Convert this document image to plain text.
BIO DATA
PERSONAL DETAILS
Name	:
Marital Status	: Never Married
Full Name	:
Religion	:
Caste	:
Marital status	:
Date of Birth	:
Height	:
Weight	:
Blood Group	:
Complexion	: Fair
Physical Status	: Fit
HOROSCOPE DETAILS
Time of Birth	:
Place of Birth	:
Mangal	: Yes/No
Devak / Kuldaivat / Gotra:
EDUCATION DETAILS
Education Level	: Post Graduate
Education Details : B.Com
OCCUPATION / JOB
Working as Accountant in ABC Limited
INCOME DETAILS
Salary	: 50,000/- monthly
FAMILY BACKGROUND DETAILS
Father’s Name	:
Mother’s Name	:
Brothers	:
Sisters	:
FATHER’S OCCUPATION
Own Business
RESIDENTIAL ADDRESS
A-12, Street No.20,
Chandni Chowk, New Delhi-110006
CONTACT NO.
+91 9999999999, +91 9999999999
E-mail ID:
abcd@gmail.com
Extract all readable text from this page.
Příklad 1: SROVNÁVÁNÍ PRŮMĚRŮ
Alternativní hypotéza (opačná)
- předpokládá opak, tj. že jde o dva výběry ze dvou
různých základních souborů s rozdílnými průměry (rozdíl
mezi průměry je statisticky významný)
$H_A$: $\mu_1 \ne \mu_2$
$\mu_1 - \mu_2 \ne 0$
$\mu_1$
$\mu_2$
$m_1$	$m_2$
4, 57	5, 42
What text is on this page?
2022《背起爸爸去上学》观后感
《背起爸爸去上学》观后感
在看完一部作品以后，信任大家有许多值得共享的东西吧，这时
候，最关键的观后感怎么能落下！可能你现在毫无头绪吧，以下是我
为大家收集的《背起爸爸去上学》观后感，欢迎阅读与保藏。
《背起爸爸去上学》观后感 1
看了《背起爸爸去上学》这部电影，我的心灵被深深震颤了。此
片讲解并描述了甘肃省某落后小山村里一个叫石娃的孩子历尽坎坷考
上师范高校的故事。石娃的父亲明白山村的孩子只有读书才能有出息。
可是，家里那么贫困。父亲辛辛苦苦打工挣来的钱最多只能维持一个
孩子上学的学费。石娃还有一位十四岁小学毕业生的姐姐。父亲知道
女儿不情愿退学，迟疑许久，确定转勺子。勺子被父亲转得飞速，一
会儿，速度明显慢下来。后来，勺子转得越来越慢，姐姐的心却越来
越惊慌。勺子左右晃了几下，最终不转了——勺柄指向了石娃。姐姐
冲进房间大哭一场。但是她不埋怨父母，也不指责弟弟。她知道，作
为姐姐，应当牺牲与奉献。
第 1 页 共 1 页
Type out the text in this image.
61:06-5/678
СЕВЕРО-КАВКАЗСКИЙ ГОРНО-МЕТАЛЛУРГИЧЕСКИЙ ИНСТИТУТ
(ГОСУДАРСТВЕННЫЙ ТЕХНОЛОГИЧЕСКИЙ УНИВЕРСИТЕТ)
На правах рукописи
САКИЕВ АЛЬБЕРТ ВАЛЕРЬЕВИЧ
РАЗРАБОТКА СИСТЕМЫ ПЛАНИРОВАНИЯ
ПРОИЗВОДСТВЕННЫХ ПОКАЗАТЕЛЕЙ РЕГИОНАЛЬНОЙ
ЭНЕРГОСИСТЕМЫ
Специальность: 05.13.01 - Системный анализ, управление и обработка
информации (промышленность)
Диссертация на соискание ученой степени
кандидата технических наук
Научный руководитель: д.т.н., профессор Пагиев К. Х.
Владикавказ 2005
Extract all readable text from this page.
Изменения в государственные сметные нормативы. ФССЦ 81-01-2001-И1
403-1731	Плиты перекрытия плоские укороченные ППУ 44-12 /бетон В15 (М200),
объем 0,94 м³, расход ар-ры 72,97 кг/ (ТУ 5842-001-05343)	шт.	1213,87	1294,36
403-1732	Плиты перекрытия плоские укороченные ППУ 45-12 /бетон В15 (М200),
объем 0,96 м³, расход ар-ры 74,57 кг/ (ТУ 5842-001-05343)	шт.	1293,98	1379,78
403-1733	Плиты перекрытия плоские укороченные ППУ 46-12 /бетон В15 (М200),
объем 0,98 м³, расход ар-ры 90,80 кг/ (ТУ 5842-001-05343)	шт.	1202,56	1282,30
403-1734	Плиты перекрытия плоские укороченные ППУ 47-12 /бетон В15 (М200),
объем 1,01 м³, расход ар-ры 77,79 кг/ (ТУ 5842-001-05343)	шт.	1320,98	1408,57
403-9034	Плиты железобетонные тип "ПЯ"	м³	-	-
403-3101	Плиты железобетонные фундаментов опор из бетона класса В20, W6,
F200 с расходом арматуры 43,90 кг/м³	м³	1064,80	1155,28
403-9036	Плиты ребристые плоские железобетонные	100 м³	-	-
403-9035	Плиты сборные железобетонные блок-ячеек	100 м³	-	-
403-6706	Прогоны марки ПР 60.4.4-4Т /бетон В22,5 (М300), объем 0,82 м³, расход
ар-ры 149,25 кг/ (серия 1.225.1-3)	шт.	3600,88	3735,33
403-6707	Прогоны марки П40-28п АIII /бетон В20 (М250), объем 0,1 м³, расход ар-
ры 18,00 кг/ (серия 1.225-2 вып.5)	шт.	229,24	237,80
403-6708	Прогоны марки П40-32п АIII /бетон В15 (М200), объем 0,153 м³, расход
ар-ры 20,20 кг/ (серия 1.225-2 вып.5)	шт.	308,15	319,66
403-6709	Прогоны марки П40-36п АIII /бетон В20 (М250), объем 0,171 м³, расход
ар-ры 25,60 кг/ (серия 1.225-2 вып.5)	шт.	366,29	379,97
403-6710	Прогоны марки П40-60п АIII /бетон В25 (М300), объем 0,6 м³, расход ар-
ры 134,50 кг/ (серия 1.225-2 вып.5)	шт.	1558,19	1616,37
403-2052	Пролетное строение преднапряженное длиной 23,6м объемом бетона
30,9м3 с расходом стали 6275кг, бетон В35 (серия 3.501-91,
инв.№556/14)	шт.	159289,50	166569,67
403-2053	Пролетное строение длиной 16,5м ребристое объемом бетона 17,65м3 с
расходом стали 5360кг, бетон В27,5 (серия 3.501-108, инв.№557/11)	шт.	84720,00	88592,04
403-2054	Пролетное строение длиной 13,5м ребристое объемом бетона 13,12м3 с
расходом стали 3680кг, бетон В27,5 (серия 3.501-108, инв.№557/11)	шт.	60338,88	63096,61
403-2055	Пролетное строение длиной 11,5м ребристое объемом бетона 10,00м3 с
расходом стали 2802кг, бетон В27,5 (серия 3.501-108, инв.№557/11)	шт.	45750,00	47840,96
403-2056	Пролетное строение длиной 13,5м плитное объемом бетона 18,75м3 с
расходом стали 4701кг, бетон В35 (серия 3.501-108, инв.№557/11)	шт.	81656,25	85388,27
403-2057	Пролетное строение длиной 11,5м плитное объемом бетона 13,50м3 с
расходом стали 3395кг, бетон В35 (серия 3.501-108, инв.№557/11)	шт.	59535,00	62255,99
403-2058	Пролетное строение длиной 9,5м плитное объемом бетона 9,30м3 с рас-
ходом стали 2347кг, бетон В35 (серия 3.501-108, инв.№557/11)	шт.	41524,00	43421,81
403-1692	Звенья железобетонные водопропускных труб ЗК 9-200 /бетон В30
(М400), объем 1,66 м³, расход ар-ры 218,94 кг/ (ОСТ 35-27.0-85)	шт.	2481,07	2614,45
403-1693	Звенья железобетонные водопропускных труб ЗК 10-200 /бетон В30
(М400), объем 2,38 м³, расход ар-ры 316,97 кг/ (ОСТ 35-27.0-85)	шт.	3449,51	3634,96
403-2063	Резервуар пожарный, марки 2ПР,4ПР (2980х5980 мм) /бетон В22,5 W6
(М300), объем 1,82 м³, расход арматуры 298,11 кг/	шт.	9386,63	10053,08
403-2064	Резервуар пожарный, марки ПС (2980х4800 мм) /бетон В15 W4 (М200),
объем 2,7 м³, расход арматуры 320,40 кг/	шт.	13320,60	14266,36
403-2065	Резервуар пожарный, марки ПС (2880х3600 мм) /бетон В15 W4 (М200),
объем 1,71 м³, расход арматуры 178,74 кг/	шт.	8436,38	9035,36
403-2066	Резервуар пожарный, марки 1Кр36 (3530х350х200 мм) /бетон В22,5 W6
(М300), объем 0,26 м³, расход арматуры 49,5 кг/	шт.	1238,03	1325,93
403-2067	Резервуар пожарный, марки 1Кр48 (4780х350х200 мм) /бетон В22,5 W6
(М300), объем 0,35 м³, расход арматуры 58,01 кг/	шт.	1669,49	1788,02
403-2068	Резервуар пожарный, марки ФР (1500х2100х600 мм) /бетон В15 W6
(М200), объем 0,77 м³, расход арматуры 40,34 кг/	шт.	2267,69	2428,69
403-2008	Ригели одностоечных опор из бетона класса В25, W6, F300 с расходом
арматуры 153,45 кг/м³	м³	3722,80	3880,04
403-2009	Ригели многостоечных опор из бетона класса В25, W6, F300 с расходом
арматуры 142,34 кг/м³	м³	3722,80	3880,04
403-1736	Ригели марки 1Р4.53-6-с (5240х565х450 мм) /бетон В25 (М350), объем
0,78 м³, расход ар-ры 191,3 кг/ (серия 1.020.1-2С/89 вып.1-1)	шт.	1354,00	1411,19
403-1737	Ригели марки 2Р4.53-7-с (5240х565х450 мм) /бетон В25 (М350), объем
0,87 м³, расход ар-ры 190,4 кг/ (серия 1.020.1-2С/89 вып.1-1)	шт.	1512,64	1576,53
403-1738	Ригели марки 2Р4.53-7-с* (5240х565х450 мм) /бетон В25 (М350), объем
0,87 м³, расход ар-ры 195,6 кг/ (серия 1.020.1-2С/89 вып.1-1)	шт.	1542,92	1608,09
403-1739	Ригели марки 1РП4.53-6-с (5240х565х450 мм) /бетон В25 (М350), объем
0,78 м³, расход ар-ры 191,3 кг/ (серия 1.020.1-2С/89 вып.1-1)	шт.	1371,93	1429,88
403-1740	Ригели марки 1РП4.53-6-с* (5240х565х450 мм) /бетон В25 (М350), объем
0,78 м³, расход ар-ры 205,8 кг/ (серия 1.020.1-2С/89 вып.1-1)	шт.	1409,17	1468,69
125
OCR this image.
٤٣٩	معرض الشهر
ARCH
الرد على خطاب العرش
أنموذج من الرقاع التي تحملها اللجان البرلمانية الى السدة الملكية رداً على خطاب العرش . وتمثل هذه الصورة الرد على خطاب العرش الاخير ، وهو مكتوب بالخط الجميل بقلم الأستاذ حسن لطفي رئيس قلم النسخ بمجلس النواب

####################

▸ The request: Count the lines in the entries that hold the word "Birth", and give nothing but the total.

▸ Result of the task: 3